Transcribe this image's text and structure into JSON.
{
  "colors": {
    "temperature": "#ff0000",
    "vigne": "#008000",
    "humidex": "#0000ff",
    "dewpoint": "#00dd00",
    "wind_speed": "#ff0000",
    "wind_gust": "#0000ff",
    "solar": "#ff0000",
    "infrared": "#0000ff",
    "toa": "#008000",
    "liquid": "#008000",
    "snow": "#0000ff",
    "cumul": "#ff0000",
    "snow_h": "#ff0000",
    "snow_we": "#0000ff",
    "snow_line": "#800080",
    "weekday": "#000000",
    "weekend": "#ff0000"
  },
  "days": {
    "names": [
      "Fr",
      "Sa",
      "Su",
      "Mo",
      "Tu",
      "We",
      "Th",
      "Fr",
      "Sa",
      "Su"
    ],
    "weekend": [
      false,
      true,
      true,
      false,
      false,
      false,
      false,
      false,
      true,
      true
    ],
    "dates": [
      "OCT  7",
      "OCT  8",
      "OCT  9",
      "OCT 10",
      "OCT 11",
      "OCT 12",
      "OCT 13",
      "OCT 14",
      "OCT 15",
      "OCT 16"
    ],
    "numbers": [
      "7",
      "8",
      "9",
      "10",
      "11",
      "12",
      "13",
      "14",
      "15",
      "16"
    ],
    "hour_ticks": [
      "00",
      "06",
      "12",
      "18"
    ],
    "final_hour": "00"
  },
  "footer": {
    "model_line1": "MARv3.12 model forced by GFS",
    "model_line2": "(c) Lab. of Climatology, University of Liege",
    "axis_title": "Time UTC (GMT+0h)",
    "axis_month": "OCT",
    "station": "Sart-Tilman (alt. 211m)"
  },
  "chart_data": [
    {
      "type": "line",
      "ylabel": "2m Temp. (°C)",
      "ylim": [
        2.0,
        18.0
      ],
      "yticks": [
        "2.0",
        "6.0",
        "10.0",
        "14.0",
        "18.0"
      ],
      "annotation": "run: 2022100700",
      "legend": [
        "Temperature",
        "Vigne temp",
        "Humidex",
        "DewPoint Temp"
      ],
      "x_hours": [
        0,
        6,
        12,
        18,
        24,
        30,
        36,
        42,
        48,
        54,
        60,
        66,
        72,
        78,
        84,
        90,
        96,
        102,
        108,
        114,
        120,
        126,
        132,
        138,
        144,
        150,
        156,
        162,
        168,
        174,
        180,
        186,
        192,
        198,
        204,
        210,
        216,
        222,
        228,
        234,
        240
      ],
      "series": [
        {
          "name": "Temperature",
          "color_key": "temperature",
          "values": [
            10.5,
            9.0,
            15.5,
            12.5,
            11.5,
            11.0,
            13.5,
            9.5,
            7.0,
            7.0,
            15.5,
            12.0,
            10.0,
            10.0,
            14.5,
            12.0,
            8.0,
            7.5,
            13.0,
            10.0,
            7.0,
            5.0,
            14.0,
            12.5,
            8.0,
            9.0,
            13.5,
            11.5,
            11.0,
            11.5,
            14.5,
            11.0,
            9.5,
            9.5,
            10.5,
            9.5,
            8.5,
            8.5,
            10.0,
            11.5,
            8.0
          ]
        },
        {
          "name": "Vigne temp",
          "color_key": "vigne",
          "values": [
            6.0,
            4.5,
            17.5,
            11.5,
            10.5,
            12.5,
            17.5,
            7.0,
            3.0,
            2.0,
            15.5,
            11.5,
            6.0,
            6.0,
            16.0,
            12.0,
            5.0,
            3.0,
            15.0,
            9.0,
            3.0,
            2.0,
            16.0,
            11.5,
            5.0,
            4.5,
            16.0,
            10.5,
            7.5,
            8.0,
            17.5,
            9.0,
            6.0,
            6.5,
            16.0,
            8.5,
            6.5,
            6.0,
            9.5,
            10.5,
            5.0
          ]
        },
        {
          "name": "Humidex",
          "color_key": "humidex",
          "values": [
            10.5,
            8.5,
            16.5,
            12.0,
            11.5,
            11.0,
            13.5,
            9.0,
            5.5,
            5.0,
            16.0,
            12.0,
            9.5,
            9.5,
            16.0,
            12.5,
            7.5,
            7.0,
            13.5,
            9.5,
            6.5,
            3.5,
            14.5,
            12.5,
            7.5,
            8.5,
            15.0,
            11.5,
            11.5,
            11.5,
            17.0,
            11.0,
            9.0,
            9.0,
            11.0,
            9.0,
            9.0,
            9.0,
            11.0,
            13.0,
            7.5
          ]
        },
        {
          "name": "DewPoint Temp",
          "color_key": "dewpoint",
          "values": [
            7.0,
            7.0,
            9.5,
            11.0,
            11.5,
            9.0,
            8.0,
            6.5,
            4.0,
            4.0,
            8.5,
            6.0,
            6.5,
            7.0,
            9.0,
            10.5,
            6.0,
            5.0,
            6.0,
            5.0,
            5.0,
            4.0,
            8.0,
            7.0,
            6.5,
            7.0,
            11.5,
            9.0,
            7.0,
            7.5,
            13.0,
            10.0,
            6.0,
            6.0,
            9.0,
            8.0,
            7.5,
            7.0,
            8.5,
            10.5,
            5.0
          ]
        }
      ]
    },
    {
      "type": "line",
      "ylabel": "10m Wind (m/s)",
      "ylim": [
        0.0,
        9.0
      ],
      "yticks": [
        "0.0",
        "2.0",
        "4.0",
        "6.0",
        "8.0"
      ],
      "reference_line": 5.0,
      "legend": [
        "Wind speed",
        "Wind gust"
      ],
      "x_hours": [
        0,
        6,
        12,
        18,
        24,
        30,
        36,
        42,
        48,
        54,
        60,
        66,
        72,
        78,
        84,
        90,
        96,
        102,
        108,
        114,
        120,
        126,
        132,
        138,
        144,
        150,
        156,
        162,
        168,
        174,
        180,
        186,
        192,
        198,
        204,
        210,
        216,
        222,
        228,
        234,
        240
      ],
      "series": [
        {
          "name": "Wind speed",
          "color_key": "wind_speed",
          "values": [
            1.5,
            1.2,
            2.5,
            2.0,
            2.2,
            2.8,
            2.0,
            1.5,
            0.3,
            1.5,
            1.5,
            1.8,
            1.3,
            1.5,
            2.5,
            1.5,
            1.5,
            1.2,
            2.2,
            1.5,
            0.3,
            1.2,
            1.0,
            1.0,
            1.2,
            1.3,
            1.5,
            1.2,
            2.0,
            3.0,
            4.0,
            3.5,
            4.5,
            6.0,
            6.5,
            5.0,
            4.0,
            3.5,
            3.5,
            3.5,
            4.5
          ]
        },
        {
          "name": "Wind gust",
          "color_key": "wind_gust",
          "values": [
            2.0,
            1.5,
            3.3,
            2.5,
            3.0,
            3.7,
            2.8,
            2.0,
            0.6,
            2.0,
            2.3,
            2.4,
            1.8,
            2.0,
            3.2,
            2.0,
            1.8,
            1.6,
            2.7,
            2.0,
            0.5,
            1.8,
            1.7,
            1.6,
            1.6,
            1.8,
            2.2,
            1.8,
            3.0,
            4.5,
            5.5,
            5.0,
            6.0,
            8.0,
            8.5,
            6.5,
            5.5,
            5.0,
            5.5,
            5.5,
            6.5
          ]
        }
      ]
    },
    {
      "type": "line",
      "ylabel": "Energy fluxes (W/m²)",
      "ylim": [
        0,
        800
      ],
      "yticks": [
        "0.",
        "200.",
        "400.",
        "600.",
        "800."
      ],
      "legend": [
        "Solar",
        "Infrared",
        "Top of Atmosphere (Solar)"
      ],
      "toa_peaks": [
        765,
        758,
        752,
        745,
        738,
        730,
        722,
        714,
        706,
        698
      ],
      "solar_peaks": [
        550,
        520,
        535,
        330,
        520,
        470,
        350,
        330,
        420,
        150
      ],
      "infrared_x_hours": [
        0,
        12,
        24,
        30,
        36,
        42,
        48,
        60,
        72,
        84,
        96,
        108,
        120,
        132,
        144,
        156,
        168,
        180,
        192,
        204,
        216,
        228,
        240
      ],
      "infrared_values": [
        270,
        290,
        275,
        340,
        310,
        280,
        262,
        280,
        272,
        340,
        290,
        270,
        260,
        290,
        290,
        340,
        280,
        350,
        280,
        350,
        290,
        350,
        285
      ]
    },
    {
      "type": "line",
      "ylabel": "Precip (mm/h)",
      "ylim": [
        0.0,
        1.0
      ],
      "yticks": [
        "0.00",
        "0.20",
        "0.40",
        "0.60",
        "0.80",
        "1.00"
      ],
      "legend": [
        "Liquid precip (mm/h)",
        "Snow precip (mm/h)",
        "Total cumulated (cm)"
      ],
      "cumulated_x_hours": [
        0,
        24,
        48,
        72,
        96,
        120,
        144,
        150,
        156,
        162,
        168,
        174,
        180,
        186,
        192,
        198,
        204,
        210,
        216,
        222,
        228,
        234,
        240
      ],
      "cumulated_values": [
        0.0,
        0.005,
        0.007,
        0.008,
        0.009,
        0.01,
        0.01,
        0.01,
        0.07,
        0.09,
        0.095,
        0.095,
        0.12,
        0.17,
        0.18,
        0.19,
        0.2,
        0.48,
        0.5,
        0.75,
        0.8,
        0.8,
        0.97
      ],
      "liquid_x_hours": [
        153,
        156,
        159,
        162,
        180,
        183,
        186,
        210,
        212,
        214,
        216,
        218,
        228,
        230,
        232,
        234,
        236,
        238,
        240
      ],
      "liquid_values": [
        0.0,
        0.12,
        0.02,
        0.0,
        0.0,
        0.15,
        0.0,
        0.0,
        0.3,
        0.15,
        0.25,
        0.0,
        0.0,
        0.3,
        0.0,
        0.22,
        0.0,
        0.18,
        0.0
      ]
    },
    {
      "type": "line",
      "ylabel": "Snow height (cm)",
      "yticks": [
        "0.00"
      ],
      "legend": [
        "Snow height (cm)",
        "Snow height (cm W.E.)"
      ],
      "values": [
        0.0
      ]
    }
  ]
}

----------------------------------------

Exercise instructions
Show the lines of the records that contain the word "ylabel".

Output
      "ylabel": "2m Temp. (°C)",
      "ylabel": "10m Wind (m/s)",
      "ylabel": "Energy fluxes (W/m²)",
      "ylabel": "Precip (mm/h)",
      "ylabel": "Snow height (cm)",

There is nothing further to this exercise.